SHORT EXERCISE
Below are records to repeat exactly. Omit the pictures from the copy.

DATA FOR PROCESSING
— begin —

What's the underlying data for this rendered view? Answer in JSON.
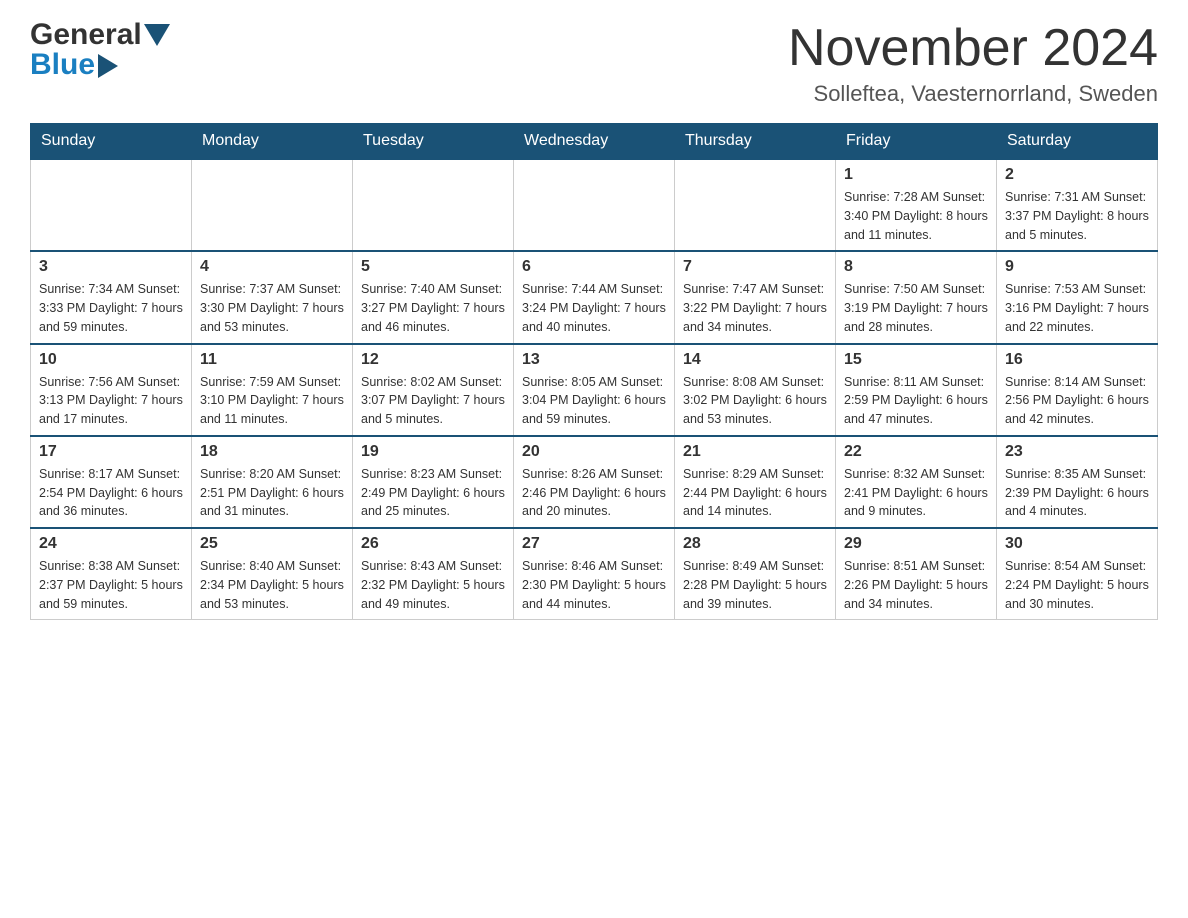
{
  "header": {
    "logo": {
      "general": "General",
      "blue": "Blue"
    },
    "title": "November 2024",
    "location": "Solleftea, Vaesternorrland, Sweden"
  },
  "calendar": {
    "days_of_week": [
      "Sunday",
      "Monday",
      "Tuesday",
      "Wednesday",
      "Thursday",
      "Friday",
      "Saturday"
    ],
    "weeks": [
      [
        {
          "day": "",
          "info": ""
        },
        {
          "day": "",
          "info": ""
        },
        {
          "day": "",
          "info": ""
        },
        {
          "day": "",
          "info": ""
        },
        {
          "day": "",
          "info": ""
        },
        {
          "day": "1",
          "info": "Sunrise: 7:28 AM\nSunset: 3:40 PM\nDaylight: 8 hours\nand 11 minutes."
        },
        {
          "day": "2",
          "info": "Sunrise: 7:31 AM\nSunset: 3:37 PM\nDaylight: 8 hours\nand 5 minutes."
        }
      ],
      [
        {
          "day": "3",
          "info": "Sunrise: 7:34 AM\nSunset: 3:33 PM\nDaylight: 7 hours\nand 59 minutes."
        },
        {
          "day": "4",
          "info": "Sunrise: 7:37 AM\nSunset: 3:30 PM\nDaylight: 7 hours\nand 53 minutes."
        },
        {
          "day": "5",
          "info": "Sunrise: 7:40 AM\nSunset: 3:27 PM\nDaylight: 7 hours\nand 46 minutes."
        },
        {
          "day": "6",
          "info": "Sunrise: 7:44 AM\nSunset: 3:24 PM\nDaylight: 7 hours\nand 40 minutes."
        },
        {
          "day": "7",
          "info": "Sunrise: 7:47 AM\nSunset: 3:22 PM\nDaylight: 7 hours\nand 34 minutes."
        },
        {
          "day": "8",
          "info": "Sunrise: 7:50 AM\nSunset: 3:19 PM\nDaylight: 7 hours\nand 28 minutes."
        },
        {
          "day": "9",
          "info": "Sunrise: 7:53 AM\nSunset: 3:16 PM\nDaylight: 7 hours\nand 22 minutes."
        }
      ],
      [
        {
          "day": "10",
          "info": "Sunrise: 7:56 AM\nSunset: 3:13 PM\nDaylight: 7 hours\nand 17 minutes."
        },
        {
          "day": "11",
          "info": "Sunrise: 7:59 AM\nSunset: 3:10 PM\nDaylight: 7 hours\nand 11 minutes."
        },
        {
          "day": "12",
          "info": "Sunrise: 8:02 AM\nSunset: 3:07 PM\nDaylight: 7 hours\nand 5 minutes."
        },
        {
          "day": "13",
          "info": "Sunrise: 8:05 AM\nSunset: 3:04 PM\nDaylight: 6 hours\nand 59 minutes."
        },
        {
          "day": "14",
          "info": "Sunrise: 8:08 AM\nSunset: 3:02 PM\nDaylight: 6 hours\nand 53 minutes."
        },
        {
          "day": "15",
          "info": "Sunrise: 8:11 AM\nSunset: 2:59 PM\nDaylight: 6 hours\nand 47 minutes."
        },
        {
          "day": "16",
          "info": "Sunrise: 8:14 AM\nSunset: 2:56 PM\nDaylight: 6 hours\nand 42 minutes."
        }
      ],
      [
        {
          "day": "17",
          "info": "Sunrise: 8:17 AM\nSunset: 2:54 PM\nDaylight: 6 hours\nand 36 minutes."
        },
        {
          "day": "18",
          "info": "Sunrise: 8:20 AM\nSunset: 2:51 PM\nDaylight: 6 hours\nand 31 minutes."
        },
        {
          "day": "19",
          "info": "Sunrise: 8:23 AM\nSunset: 2:49 PM\nDaylight: 6 hours\nand 25 minutes."
        },
        {
          "day": "20",
          "info": "Sunrise: 8:26 AM\nSunset: 2:46 PM\nDaylight: 6 hours\nand 20 minutes."
        },
        {
          "day": "21",
          "info": "Sunrise: 8:29 AM\nSunset: 2:44 PM\nDaylight: 6 hours\nand 14 minutes."
        },
        {
          "day": "22",
          "info": "Sunrise: 8:32 AM\nSunset: 2:41 PM\nDaylight: 6 hours\nand 9 minutes."
        },
        {
          "day": "23",
          "info": "Sunrise: 8:35 AM\nSunset: 2:39 PM\nDaylight: 6 hours\nand 4 minutes."
        }
      ],
      [
        {
          "day": "24",
          "info": "Sunrise: 8:38 AM\nSunset: 2:37 PM\nDaylight: 5 hours\nand 59 minutes."
        },
        {
          "day": "25",
          "info": "Sunrise: 8:40 AM\nSunset: 2:34 PM\nDaylight: 5 hours\nand 53 minutes."
        },
        {
          "day": "26",
          "info": "Sunrise: 8:43 AM\nSunset: 2:32 PM\nDaylight: 5 hours\nand 49 minutes."
        },
        {
          "day": "27",
          "info": "Sunrise: 8:46 AM\nSunset: 2:30 PM\nDaylight: 5 hours\nand 44 minutes."
        },
        {
          "day": "28",
          "info": "Sunrise: 8:49 AM\nSunset: 2:28 PM\nDaylight: 5 hours\nand 39 minutes."
        },
        {
          "day": "29",
          "info": "Sunrise: 8:51 AM\nSunset: 2:26 PM\nDaylight: 5 hours\nand 34 minutes."
        },
        {
          "day": "30",
          "info": "Sunrise: 8:54 AM\nSunset: 2:24 PM\nDaylight: 5 hours\nand 30 minutes."
        }
      ]
    ]
  }
}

— end —

WRITTEN ANSWER
What's the underlying data for this rendered view? Answer in JSON.
{
  "header": {
    "logo": {
      "general": "General",
      "blue": "Blue"
    },
    "title": "November 2024",
    "location": "Solleftea, Vaesternorrland, Sweden"
  },
  "calendar": {
    "days_of_week": [
      "Sunday",
      "Monday",
      "Tuesday",
      "Wednesday",
      "Thursday",
      "Friday",
      "Saturday"
    ],
    "weeks": [
      [
        {
          "day": "",
          "info": ""
        },
        {
          "day": "",
          "info": ""
        },
        {
          "day": "",
          "info": ""
        },
        {
          "day": "",
          "info": ""
        },
        {
          "day": "",
          "info": ""
        },
        {
          "day": "1",
          "info": "Sunrise: 7:28 AM\nSunset: 3:40 PM\nDaylight: 8 hours\nand 11 minutes."
        },
        {
          "day": "2",
          "info": "Sunrise: 7:31 AM\nSunset: 3:37 PM\nDaylight: 8 hours\nand 5 minutes."
        }
      ],
      [
        {
          "day": "3",
          "info": "Sunrise: 7:34 AM\nSunset: 3:33 PM\nDaylight: 7 hours\nand 59 minutes."
        },
        {
          "day": "4",
          "info": "Sunrise: 7:37 AM\nSunset: 3:30 PM\nDaylight: 7 hours\nand 53 minutes."
        },
        {
          "day": "5",
          "info": "Sunrise: 7:40 AM\nSunset: 3:27 PM\nDaylight: 7 hours\nand 46 minutes."
        },
        {
          "day": "6",
          "info": "Sunrise: 7:44 AM\nSunset: 3:24 PM\nDaylight: 7 hours\nand 40 minutes."
        },
        {
          "day": "7",
          "info": "Sunrise: 7:47 AM\nSunset: 3:22 PM\nDaylight: 7 hours\nand 34 minutes."
        },
        {
          "day": "8",
          "info": "Sunrise: 7:50 AM\nSunset: 3:19 PM\nDaylight: 7 hours\nand 28 minutes."
        },
        {
          "day": "9",
          "info": "Sunrise: 7:53 AM\nSunset: 3:16 PM\nDaylight: 7 hours\nand 22 minutes."
        }
      ],
      [
        {
          "day": "10",
          "info": "Sunrise: 7:56 AM\nSunset: 3:13 PM\nDaylight: 7 hours\nand 17 minutes."
        },
        {
          "day": "11",
          "info": "Sunrise: 7:59 AM\nSunset: 3:10 PM\nDaylight: 7 hours\nand 11 minutes."
        },
        {
          "day": "12",
          "info": "Sunrise: 8:02 AM\nSunset: 3:07 PM\nDaylight: 7 hours\nand 5 minutes."
        },
        {
          "day": "13",
          "info": "Sunrise: 8:05 AM\nSunset: 3:04 PM\nDaylight: 6 hours\nand 59 minutes."
        },
        {
          "day": "14",
          "info": "Sunrise: 8:08 AM\nSunset: 3:02 PM\nDaylight: 6 hours\nand 53 minutes."
        },
        {
          "day": "15",
          "info": "Sunrise: 8:11 AM\nSunset: 2:59 PM\nDaylight: 6 hours\nand 47 minutes."
        },
        {
          "day": "16",
          "info": "Sunrise: 8:14 AM\nSunset: 2:56 PM\nDaylight: 6 hours\nand 42 minutes."
        }
      ],
      [
        {
          "day": "17",
          "info": "Sunrise: 8:17 AM\nSunset: 2:54 PM\nDaylight: 6 hours\nand 36 minutes."
        },
        {
          "day": "18",
          "info": "Sunrise: 8:20 AM\nSunset: 2:51 PM\nDaylight: 6 hours\nand 31 minutes."
        },
        {
          "day": "19",
          "info": "Sunrise: 8:23 AM\nSunset: 2:49 PM\nDaylight: 6 hours\nand 25 minutes."
        },
        {
          "day": "20",
          "info": "Sunrise: 8:26 AM\nSunset: 2:46 PM\nDaylight: 6 hours\nand 20 minutes."
        },
        {
          "day": "21",
          "info": "Sunrise: 8:29 AM\nSunset: 2:44 PM\nDaylight: 6 hours\nand 14 minutes."
        },
        {
          "day": "22",
          "info": "Sunrise: 8:32 AM\nSunset: 2:41 PM\nDaylight: 6 hours\nand 9 minutes."
        },
        {
          "day": "23",
          "info": "Sunrise: 8:35 AM\nSunset: 2:39 PM\nDaylight: 6 hours\nand 4 minutes."
        }
      ],
      [
        {
          "day": "24",
          "info": "Sunrise: 8:38 AM\nSunset: 2:37 PM\nDaylight: 5 hours\nand 59 minutes."
        },
        {
          "day": "25",
          "info": "Sunrise: 8:40 AM\nSunset: 2:34 PM\nDaylight: 5 hours\nand 53 minutes."
        },
        {
          "day": "26",
          "info": "Sunrise: 8:43 AM\nSunset: 2:32 PM\nDaylight: 5 hours\nand 49 minutes."
        },
        {
          "day": "27",
          "info": "Sunrise: 8:46 AM\nSunset: 2:30 PM\nDaylight: 5 hours\nand 44 minutes."
        },
        {
          "day": "28",
          "info": "Sunrise: 8:49 AM\nSunset: 2:28 PM\nDaylight: 5 hours\nand 39 minutes."
        },
        {
          "day": "29",
          "info": "Sunrise: 8:51 AM\nSunset: 2:26 PM\nDaylight: 5 hours\nand 34 minutes."
        },
        {
          "day": "30",
          "info": "Sunrise: 8:54 AM\nSunset: 2:24 PM\nDaylight: 5 hours\nand 30 minutes."
        }
      ]
    ]
  }
}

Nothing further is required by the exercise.